>> begin

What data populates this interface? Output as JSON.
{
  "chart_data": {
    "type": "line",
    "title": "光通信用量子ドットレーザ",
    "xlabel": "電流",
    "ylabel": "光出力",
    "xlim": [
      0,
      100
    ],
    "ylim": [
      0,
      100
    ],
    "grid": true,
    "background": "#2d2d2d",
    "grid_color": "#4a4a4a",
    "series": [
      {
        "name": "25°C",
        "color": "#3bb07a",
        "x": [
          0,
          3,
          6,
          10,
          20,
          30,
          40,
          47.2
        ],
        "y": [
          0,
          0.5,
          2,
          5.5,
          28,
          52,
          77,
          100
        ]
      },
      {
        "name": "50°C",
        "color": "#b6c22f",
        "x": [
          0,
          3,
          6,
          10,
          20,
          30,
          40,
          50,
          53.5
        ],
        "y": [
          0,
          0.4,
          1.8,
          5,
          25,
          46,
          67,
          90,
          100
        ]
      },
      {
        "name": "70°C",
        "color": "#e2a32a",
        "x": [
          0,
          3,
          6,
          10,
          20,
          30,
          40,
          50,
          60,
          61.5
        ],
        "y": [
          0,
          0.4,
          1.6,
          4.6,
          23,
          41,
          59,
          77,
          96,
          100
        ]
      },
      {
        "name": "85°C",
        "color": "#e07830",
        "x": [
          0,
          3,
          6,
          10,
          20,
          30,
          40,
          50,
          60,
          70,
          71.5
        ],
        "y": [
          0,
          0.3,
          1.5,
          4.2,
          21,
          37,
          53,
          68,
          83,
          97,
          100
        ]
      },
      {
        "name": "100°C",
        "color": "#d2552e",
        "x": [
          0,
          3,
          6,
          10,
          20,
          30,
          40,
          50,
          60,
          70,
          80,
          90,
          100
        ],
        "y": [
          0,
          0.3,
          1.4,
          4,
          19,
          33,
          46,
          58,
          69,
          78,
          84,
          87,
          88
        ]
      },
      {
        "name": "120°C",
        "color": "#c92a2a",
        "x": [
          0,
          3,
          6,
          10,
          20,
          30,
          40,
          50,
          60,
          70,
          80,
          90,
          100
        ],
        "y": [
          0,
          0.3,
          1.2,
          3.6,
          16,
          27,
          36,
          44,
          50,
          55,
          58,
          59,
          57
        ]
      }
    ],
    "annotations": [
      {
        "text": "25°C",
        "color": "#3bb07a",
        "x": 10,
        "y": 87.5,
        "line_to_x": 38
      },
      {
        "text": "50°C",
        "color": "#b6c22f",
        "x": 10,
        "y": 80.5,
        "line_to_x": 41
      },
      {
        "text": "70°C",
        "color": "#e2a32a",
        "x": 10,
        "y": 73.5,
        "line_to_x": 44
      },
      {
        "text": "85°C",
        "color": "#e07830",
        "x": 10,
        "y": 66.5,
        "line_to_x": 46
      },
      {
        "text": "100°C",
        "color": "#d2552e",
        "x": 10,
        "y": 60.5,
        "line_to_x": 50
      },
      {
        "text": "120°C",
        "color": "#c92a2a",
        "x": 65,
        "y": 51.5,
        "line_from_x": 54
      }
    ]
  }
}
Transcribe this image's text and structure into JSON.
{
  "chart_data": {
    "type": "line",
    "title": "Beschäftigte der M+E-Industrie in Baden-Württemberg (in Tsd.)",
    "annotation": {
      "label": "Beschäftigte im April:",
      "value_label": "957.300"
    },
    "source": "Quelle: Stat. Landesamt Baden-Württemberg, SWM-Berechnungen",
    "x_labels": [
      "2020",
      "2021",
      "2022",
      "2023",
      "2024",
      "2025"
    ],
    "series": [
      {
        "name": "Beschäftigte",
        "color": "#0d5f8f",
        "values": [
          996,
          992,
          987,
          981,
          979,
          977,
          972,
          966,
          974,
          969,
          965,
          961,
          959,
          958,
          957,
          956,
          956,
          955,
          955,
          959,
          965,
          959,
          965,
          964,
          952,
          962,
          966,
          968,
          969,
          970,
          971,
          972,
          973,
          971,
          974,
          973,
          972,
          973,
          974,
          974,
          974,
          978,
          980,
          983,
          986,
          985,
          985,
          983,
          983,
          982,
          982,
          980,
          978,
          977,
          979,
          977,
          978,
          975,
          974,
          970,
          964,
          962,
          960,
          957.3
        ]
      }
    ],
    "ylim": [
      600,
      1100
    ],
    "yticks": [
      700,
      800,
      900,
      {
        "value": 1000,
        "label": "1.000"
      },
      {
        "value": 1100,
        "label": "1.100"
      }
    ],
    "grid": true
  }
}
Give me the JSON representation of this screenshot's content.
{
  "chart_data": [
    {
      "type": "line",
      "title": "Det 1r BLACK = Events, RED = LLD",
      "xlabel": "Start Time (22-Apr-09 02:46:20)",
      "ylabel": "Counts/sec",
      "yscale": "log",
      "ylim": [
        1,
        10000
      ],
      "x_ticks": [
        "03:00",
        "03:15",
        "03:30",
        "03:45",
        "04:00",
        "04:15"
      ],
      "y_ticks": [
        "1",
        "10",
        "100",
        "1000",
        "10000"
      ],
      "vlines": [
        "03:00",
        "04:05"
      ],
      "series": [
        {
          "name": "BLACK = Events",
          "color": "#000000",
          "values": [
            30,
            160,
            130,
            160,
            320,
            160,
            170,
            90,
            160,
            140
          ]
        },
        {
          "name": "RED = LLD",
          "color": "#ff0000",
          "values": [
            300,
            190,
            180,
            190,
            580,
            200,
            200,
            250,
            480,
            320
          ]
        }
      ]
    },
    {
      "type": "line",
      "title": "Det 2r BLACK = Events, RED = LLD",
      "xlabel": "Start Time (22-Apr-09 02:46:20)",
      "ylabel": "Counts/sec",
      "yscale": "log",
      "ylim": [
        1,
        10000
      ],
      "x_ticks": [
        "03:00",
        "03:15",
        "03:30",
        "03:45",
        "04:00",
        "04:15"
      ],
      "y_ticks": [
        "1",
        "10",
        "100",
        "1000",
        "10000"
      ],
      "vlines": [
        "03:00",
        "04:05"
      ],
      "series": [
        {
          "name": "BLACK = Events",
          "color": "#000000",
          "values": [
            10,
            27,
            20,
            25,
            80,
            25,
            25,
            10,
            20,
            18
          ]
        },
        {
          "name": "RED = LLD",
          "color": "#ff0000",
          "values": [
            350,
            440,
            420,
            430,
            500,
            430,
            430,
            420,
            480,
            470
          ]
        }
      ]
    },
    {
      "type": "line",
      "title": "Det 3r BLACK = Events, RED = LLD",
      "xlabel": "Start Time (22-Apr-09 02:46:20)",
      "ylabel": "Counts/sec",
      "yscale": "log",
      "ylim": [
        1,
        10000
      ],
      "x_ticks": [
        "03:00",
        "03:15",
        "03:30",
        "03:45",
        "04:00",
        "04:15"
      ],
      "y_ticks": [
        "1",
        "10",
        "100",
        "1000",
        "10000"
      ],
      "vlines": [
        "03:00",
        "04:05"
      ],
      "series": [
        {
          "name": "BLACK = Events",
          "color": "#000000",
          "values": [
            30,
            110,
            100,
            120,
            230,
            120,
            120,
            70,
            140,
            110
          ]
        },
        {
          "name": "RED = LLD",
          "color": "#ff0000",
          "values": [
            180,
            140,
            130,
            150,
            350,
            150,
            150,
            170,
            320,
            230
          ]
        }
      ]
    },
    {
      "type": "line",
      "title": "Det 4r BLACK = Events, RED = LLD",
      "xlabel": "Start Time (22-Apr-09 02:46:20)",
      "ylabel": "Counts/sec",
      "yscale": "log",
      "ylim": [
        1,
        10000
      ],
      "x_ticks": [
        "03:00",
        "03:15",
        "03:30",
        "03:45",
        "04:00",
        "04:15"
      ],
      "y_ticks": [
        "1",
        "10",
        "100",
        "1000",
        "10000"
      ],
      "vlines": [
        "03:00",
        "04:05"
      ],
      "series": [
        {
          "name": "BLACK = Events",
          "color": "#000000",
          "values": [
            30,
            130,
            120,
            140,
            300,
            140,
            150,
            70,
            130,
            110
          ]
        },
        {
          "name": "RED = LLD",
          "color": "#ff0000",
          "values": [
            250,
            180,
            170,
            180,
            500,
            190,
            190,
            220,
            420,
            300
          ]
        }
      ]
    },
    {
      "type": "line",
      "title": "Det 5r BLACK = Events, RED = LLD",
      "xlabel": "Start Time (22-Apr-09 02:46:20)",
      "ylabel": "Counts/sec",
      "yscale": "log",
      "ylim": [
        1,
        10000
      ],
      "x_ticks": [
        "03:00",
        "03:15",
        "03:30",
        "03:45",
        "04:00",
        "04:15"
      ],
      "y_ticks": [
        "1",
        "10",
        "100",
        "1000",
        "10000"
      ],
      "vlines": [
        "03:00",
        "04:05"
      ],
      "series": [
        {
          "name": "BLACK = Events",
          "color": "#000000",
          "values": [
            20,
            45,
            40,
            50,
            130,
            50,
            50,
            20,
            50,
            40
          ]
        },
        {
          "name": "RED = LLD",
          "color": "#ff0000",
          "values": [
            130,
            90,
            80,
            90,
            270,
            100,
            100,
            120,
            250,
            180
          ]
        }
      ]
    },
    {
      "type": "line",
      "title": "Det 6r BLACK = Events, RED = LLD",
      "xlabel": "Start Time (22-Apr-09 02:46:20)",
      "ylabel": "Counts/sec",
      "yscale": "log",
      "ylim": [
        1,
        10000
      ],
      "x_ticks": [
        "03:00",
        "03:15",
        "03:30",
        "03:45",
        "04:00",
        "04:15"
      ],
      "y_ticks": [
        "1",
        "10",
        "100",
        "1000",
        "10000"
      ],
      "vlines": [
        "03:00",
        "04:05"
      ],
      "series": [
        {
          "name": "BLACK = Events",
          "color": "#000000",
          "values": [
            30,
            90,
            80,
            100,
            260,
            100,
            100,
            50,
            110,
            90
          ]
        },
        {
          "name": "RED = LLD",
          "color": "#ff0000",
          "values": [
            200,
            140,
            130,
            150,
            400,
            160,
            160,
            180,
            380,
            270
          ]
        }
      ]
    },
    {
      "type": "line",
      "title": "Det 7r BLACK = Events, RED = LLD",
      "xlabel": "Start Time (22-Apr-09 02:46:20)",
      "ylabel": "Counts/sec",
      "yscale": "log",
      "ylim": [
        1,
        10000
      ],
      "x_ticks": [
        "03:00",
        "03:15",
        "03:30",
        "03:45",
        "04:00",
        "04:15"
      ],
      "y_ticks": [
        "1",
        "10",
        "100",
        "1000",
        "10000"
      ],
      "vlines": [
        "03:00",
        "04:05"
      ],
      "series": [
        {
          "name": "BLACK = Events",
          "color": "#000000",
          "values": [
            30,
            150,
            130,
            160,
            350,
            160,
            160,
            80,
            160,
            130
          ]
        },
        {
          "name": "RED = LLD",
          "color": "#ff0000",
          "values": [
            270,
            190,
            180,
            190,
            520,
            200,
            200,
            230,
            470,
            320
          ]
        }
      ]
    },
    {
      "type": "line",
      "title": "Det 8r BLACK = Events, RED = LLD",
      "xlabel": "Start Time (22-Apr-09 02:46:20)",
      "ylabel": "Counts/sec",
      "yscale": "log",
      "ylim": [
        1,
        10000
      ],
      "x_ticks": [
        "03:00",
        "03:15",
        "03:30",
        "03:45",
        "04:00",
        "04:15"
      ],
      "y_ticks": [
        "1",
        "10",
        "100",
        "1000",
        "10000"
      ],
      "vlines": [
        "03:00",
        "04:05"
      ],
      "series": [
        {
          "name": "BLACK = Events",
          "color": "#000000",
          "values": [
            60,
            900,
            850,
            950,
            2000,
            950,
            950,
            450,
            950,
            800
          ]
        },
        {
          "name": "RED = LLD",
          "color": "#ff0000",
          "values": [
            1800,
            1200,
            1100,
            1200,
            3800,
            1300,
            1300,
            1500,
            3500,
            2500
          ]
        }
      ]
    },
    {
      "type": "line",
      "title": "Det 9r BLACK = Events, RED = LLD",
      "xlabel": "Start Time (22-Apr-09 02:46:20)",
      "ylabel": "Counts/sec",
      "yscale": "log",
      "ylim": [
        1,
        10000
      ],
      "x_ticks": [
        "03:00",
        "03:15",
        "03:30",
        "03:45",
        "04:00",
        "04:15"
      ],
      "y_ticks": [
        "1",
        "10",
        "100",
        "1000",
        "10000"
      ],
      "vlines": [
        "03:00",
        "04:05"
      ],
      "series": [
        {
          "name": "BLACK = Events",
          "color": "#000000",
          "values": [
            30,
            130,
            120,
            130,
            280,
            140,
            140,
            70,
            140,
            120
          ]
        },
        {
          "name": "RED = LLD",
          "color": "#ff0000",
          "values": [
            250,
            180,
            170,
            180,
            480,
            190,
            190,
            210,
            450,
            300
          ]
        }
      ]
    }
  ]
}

>> end

Copy every line of the material in which the word "JSON" occurs.

What data populates this interface? Output as JSON.
Transcribe this image's text and structure into JSON.
Give me the JSON representation of this screenshot's content.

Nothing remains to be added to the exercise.